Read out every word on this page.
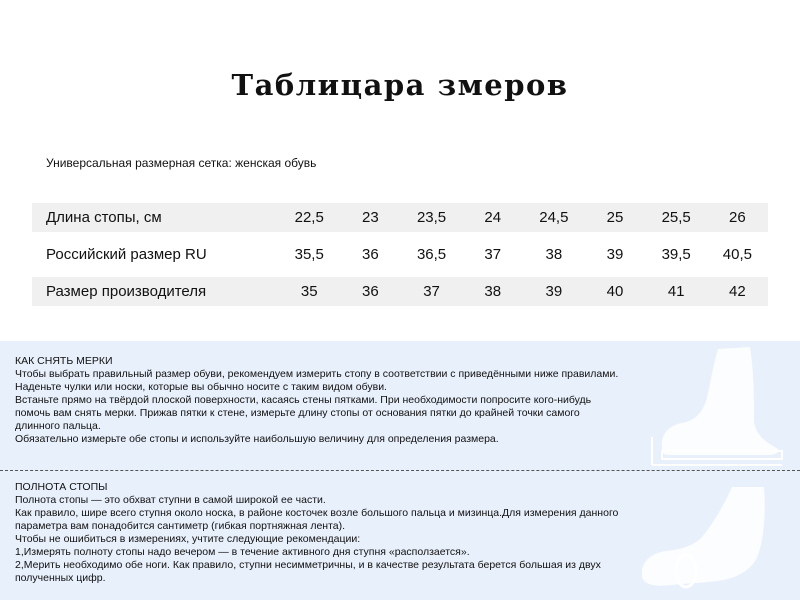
Таблицара змеров
Универсальная размерная сетка: женская обувь
Длина стопы, см	22,5	23	23,5	24	24,5	25	25,5	26

Российский размер RU	35,5	36	36,5	37	38	39	39,5	40,5

Размер производителя	35	36	37	38	39	40	41	42

КАК СНЯТЬ МЕРКИ

Чтобы выбрать правильный размер обуви, рекомендуем измерить стопу в соответствии с приведёнными ниже правилами.

Наденьте чулки или носки, которые вы обычно носите с таким видом обуви.

Встаньте прямо на твёрдой плоской поверхности, касаясь стены пятками. При необходимости попросите кого-нибудь помочь вам снять мерки. Прижав пятки к стене, измерьте длину стопы от основания пятки до крайней точки самого длинного пальца.

Обязательно измерьте обе стопы и используйте наибольшую величину для определения размера.

ПОЛНОТА СТОПЫ

Полнота стопы — это обхват ступни в самой широкой ее части.

Как правило, шире всего ступня около носка, в районе косточек возле большого пальца и мизинца.Для измерения данного параметра вам понадобится сантиметр (гибкая портняжная лента).

Чтобы не ошибиться в измерениях, учтите следующие рекомендации:

1,Измерять полноту стопы надо вечером — в течение активного дня ступня «расползается».

2,Мерить необходимо обе ноги. Как правило, ступни несимметричны, и в качестве результата берется большая из двух полученных цифр.
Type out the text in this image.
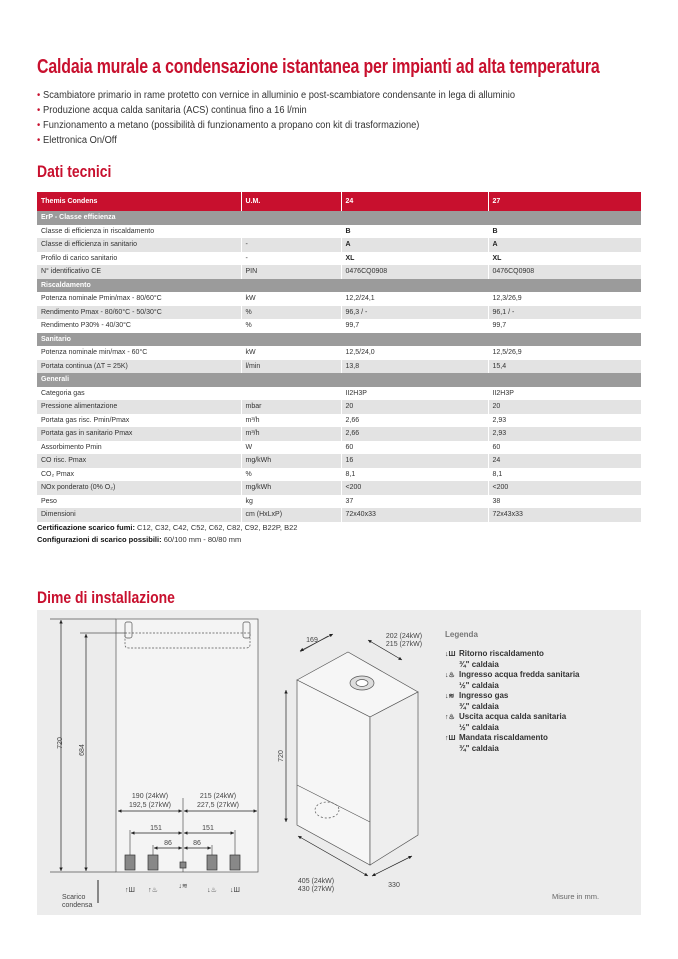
Caldaia murale a condensazione istantanea per impianti ad alta temperatura
• Scambiatore primario in rame protetto con vernice in alluminio e post-scambiatore condensante in lega di alluminio
• Produzione acqua calda sanitaria (ACS) continua fino a 16 l/min
• Funzionamento a metano (possibilità di funzionamento a propano con kit di trasformazione)
• Elettronica On/Off
Dati tecnici
Themis Condens	U.M.	24	27
ErP - Classe efficienza			
Classe di efficienza in riscaldamento		B	B
Classe di efficienza in sanitario	-	A	A
Profilo di carico sanitario	-	XL	XL
N° identificativo CE	PIN	0476CQ0908	0476CQ0908
Riscaldamento			
Potenza nominale Pmin/max - 80/60°C	kW	12,2/24,1	12,3/26,9
Rendimento Pmax - 80/60°C - 50/30°C	%	96,3 / -	96,1 / -
Rendimento P30% - 40/30°C	%	99,7	99,7
Sanitario			
Potenza nominale min/max - 60°C	kW	12,5/24,0	12,5/26,9
Portata continua (ΔT = 25K)	l/min	13,8	15,4
Generali			
Categoria gas		II2H3P	II2H3P
Pressione alimentazione	mbar	20	20
Portata gas risc. Pmin/Pmax	m³/h	2,66	2,93
Portata gas in sanitario Pmax	m³/h	2,66	2,93
Assorbimento Pmin	W	60	60
CO risc. Pmax	mg/kWh	16	24
CO₂ Pmax	%	8,1	8,1
NOx ponderato (0% O₂)	mg/kWh	<200	<200
Peso	kg	37	38
Dimensioni	cm (HxLxP)	72x40x33	72x43x33
Certificazione scarico fumi: C12, C32, C42, C52, C62, C82, C92, B22P, B22
Configurazioni di scarico possibili: 60/100 mm - 80/80 mm
Dime di installazione
720
684
190 (24kW)
192,5 (27kW)
215 (24kW)
227,5 (27kW)
151	151
86	86
↑Ш ↑♨
↓≋
↓♨ ↓Ш
Scarico
condensa
169
202 (24kW)
215 (27kW)
720
405 (24kW)
430 (27kW)
330
Legenda
↓Ш Ritorno riscaldamento
¾" caldaia
↓♨ Ingresso acqua fredda sanitaria
½" caldaia
↓≋ Ingresso gas
¾" caldaia
↑♨ Uscita acqua calda sanitaria
½" caldaia
↑Ш Mandata riscaldamento
¾" caldaia
Misure in mm.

• • • • •

▶ _WHAT YOU NEED TO DO_: Without the pictures, restate all of the entries above verbatim.

▶ _REPLY_:
Read out every word on this page.
Таблицара змеров
Универсальная размерная сетка: женская обувь
Длина стопы, см	22,5	23	23,5	24	24,5	25	25,5	26

Российский размер RU	35,5	36	36,5	37	38	39	39,5	40,5

Размер производителя	35	36	37	38	39	40	41	42

КАК СНЯТЬ МЕРКИ

Чтобы выбрать правильный размер обуви, рекомендуем измерить стопу в соответствии с приведёнными ниже правилами.

Наденьте чулки или носки, которые вы обычно носите с таким видом обуви.

Встаньте прямо на твёрдой плоской поверхности, касаясь стены пятками. При необходимости попросите кого-нибудь помочь вам снять мерки. Прижав пятки к стене, измерьте длину стопы от основания пятки до крайней точки самого длинного пальца.

Обязательно измерьте обе стопы и используйте наибольшую величину для определения размера.

ПОЛНОТА СТОПЫ

Полнота стопы — это обхват ступни в самой широкой ее части.

Как правило, шире всего ступня около носка, в районе косточек возле большого пальца и мизинца.Для измерения данного параметра вам понадобится сантиметр (гибкая портняжная лента).

Чтобы не ошибиться в измерениях, учтите следующие рекомендации:

1,Измерять полноту стопы надо вечером — в течение активного дня ступня «расползается».

2,Мерить необходимо обе ноги. Как правило, ступни несимметричны, и в качестве результата берется большая из двух полученных цифр.
Type out the text in this image.
Caldaia murale a condensazione istantanea per impianti ad alta temperatura
• Scambiatore primario in rame protetto con vernice in alluminio e post-scambiatore condensante in lega di alluminio
• Produzione acqua calda sanitaria (ACS) continua fino a 16 l/min
• Funzionamento a metano (possibilità di funzionamento a propano con kit di trasformazione)
• Elettronica On/Off
Dati tecnici
Themis Condens	U.M.	24	27
ErP - Classe efficienza			
Classe di efficienza in riscaldamento		B	B
Classe di efficienza in sanitario	-	A	A
Profilo di carico sanitario	-	XL	XL
N° identificativo CE	PIN	0476CQ0908	0476CQ0908
Riscaldamento			
Potenza nominale Pmin/max - 80/60°C	kW	12,2/24,1	12,3/26,9
Rendimento Pmax - 80/60°C - 50/30°C	%	96,3 / -	96,1 / -
Rendimento P30% - 40/30°C	%	99,7	99,7
Sanitario			
Potenza nominale min/max - 60°C	kW	12,5/24,0	12,5/26,9
Portata continua (ΔT = 25K)	l/min	13,8	15,4
Generali			
Categoria gas		II2H3P	II2H3P
Pressione alimentazione	mbar	20	20
Portata gas risc. Pmin/Pmax	m³/h	2,66	2,93
Portata gas in sanitario Pmax	m³/h	2,66	2,93
Assorbimento Pmin	W	60	60
CO risc. Pmax	mg/kWh	16	24
CO₂ Pmax	%	8,1	8,1
NOx ponderato (0% O₂)	mg/kWh	<200	<200
Peso	kg	37	38
Dimensioni	cm (HxLxP)	72x40x33	72x43x33
Certificazione scarico fumi: C12, C32, C42, C52, C62, C82, C92, B22P, B22
Configurazioni di scarico possibili: 60/100 mm - 80/80 mm
Dime di installazione
720
684
190 (24kW)
192,5 (27kW)
215 (24kW)
227,5 (27kW)
151	151
86	86
↑Ш ↑♨
↓≋
↓♨ ↓Ш
Scarico
condensa
169
202 (24kW)
215 (27kW)
720
405 (24kW)
430 (27kW)
330
Legenda
↓Ш Ritorno riscaldamento
¾" caldaia
↓♨ Ingresso acqua fredda sanitaria
½" caldaia
↓≋ Ingresso gas
¾" caldaia
↑♨ Uscita acqua calda sanitaria
½" caldaia
↑Ш Mandata riscaldamento
¾" caldaia
Misure in mm.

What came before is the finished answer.